>> Start The records

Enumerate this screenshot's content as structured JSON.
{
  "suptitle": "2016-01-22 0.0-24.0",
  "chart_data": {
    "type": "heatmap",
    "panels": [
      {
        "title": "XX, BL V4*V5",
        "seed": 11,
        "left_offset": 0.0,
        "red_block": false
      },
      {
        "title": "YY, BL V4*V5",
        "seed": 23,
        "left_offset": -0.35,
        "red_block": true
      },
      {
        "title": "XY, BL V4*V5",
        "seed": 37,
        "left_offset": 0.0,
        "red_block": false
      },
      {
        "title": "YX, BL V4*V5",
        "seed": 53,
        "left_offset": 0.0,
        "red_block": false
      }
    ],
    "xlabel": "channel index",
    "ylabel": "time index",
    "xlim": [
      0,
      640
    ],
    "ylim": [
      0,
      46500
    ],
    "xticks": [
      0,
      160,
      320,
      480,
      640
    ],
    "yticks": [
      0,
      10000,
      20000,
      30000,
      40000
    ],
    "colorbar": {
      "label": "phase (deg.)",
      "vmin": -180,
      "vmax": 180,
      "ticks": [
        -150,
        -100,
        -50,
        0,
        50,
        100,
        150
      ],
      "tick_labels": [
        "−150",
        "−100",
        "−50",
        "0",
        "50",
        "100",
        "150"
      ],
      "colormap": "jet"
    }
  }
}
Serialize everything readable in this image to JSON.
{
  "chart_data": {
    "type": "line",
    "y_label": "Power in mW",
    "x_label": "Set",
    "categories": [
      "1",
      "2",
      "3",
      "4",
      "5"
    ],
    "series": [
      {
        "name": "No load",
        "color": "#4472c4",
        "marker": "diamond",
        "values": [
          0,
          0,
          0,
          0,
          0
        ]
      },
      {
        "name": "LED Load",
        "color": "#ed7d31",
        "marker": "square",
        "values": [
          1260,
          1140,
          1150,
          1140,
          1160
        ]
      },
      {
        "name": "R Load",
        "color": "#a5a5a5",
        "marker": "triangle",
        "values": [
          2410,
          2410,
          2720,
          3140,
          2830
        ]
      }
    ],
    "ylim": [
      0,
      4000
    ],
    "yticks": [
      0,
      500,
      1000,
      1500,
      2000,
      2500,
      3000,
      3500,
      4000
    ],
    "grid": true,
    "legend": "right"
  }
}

>> End The records
>> Start The records

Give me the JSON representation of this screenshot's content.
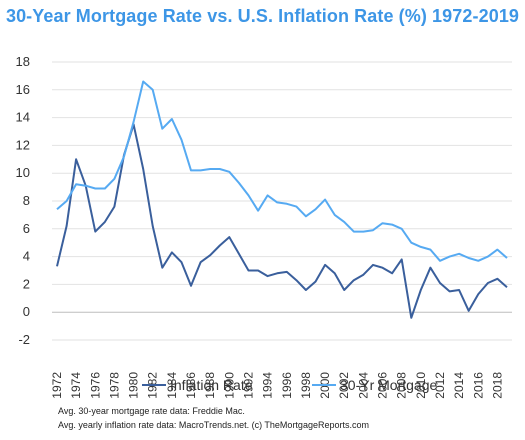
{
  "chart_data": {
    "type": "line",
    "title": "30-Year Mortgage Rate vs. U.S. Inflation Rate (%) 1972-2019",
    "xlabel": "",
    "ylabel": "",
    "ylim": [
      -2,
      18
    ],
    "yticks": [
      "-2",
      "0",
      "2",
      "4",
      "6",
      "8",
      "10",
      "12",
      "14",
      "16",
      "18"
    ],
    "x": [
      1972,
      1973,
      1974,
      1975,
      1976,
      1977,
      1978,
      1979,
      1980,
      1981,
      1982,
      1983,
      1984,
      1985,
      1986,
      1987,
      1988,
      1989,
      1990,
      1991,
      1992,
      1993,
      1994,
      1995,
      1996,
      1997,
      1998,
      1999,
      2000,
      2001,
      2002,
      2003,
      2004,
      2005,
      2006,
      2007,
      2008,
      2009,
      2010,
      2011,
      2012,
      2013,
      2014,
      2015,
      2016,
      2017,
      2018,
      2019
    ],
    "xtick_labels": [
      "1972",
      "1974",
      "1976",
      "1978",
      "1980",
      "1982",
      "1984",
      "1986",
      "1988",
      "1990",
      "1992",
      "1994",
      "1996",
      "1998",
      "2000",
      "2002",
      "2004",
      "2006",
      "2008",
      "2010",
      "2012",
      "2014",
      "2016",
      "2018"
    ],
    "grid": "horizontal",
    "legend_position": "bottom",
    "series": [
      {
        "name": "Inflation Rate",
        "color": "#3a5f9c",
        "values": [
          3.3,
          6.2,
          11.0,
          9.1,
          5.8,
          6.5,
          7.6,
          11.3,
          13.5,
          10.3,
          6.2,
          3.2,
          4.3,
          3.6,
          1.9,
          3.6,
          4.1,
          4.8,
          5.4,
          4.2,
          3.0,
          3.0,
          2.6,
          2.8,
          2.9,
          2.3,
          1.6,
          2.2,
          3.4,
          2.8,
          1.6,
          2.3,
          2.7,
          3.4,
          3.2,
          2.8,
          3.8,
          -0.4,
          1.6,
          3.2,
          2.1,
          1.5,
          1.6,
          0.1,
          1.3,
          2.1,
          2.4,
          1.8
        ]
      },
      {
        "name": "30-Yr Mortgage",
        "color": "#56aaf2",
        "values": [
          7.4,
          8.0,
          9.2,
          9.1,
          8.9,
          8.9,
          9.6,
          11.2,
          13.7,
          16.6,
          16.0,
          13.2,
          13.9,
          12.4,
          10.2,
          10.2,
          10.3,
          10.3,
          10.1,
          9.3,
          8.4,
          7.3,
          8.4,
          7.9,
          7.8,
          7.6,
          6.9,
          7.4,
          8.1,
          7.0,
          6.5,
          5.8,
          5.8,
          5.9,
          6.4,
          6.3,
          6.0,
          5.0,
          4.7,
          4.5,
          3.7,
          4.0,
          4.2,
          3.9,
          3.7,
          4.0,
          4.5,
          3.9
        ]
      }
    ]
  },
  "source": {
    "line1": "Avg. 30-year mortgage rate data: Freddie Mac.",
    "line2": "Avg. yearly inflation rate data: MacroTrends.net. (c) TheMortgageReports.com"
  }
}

>> End The records
>> Start The records

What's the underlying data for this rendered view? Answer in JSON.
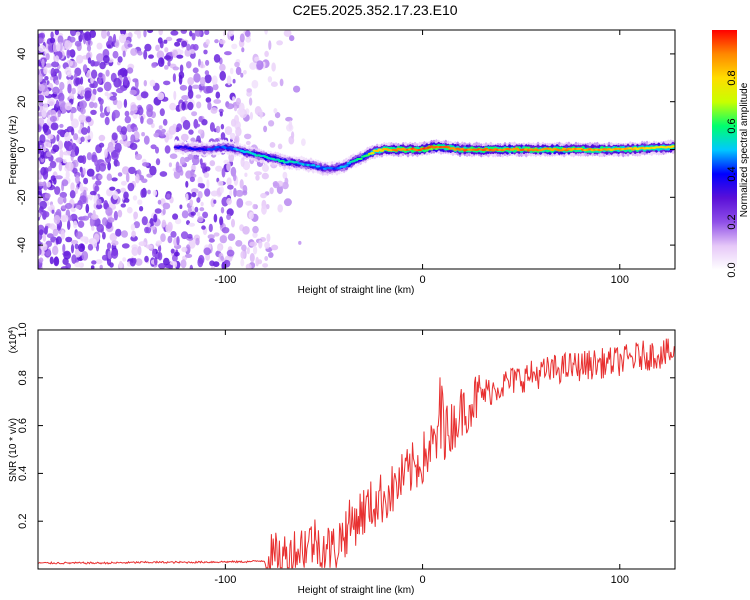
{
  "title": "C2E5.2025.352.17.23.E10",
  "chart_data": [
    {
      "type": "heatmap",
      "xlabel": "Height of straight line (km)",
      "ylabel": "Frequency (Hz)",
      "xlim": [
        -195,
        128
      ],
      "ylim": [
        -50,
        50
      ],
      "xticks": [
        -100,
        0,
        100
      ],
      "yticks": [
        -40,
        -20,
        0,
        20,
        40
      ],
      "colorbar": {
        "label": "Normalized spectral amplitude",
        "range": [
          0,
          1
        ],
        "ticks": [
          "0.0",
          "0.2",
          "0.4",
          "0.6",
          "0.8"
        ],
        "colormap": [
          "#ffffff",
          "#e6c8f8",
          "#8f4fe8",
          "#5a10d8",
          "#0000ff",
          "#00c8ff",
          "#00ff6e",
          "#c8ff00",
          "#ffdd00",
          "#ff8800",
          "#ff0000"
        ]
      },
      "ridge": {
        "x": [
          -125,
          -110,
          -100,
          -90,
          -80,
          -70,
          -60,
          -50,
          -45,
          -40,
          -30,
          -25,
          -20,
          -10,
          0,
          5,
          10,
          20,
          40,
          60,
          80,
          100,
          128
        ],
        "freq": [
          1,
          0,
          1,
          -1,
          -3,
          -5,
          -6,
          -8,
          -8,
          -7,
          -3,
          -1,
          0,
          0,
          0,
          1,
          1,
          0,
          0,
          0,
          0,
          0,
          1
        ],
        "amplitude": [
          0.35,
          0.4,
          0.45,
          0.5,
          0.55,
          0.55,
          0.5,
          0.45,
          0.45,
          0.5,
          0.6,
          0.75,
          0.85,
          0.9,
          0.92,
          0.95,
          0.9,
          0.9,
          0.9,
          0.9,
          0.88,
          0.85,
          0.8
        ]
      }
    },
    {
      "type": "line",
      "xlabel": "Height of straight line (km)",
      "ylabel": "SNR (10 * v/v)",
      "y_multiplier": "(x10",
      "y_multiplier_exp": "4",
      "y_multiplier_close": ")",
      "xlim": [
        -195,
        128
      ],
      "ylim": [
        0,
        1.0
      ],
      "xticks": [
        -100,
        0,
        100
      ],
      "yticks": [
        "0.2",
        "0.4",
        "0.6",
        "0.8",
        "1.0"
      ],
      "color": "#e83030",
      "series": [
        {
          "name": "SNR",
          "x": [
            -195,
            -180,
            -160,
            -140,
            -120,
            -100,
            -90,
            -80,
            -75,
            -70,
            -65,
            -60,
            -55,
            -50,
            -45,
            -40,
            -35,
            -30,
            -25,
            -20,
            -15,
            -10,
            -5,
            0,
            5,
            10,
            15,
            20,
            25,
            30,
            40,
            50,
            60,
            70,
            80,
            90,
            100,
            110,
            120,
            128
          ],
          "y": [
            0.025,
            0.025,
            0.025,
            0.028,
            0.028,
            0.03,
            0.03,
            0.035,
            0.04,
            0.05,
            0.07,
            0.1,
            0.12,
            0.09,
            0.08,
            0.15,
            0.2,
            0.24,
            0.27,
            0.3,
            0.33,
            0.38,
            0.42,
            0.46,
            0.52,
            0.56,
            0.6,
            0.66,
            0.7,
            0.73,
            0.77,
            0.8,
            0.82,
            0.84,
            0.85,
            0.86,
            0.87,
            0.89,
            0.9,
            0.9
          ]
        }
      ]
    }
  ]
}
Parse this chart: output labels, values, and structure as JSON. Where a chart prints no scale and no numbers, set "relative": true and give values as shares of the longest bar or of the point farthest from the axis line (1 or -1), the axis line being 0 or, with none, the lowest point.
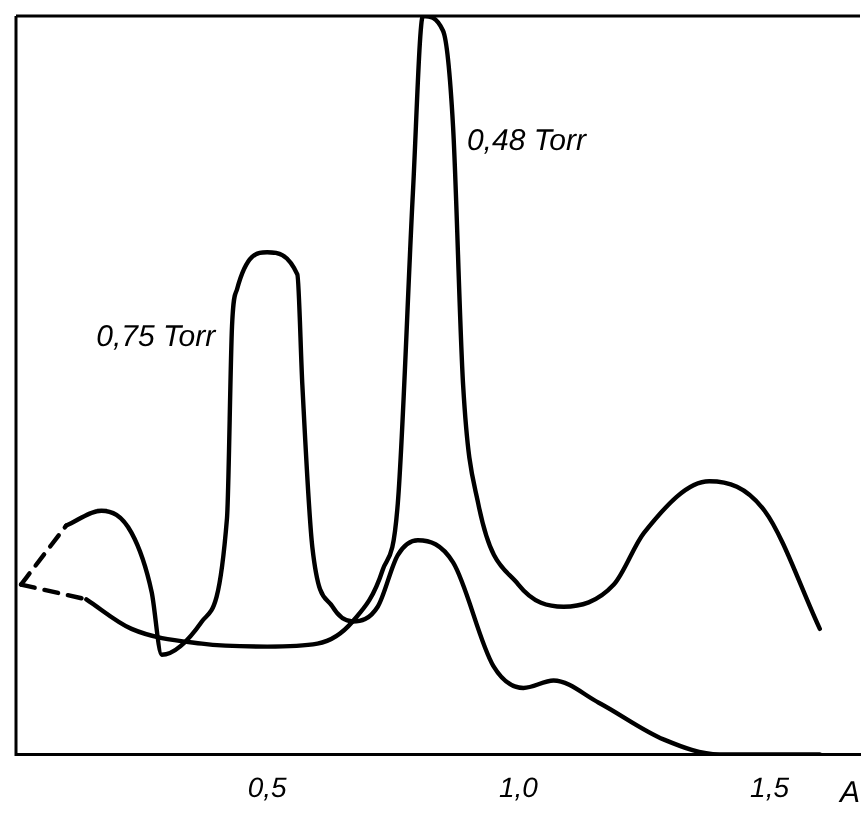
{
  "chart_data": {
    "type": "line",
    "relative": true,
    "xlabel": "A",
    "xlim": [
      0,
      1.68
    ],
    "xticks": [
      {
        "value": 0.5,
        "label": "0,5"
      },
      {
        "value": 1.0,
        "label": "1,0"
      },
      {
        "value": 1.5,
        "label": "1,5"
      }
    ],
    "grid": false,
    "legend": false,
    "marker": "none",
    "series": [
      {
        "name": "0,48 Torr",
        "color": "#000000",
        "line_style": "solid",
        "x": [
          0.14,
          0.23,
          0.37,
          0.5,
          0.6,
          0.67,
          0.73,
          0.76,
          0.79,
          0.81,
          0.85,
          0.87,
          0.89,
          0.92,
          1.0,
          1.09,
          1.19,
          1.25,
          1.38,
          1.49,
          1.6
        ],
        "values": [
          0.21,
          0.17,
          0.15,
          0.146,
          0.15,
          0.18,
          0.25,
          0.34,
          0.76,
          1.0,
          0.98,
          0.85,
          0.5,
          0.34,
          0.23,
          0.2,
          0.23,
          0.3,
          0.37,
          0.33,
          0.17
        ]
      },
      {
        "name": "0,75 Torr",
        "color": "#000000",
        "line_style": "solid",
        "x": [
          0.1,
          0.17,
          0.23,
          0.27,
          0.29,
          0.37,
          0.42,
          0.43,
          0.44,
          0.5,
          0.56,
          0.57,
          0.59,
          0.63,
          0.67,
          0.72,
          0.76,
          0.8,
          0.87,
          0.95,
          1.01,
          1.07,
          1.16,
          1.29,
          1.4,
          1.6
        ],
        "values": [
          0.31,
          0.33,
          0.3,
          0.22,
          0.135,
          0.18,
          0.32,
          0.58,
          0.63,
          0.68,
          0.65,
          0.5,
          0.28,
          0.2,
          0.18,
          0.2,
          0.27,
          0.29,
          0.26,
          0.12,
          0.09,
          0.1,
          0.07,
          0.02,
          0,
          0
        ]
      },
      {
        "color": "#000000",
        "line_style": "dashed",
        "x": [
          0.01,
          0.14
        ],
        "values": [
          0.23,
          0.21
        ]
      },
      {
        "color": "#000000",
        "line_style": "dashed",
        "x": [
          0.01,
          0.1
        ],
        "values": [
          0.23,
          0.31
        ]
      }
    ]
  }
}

>> End The records

▶ _Short problem_
Pull out all lines in the data above that include "amplitude".

▶ _Answer below_
        "label": "Normalized spectral amplitude",
        "amplitude": [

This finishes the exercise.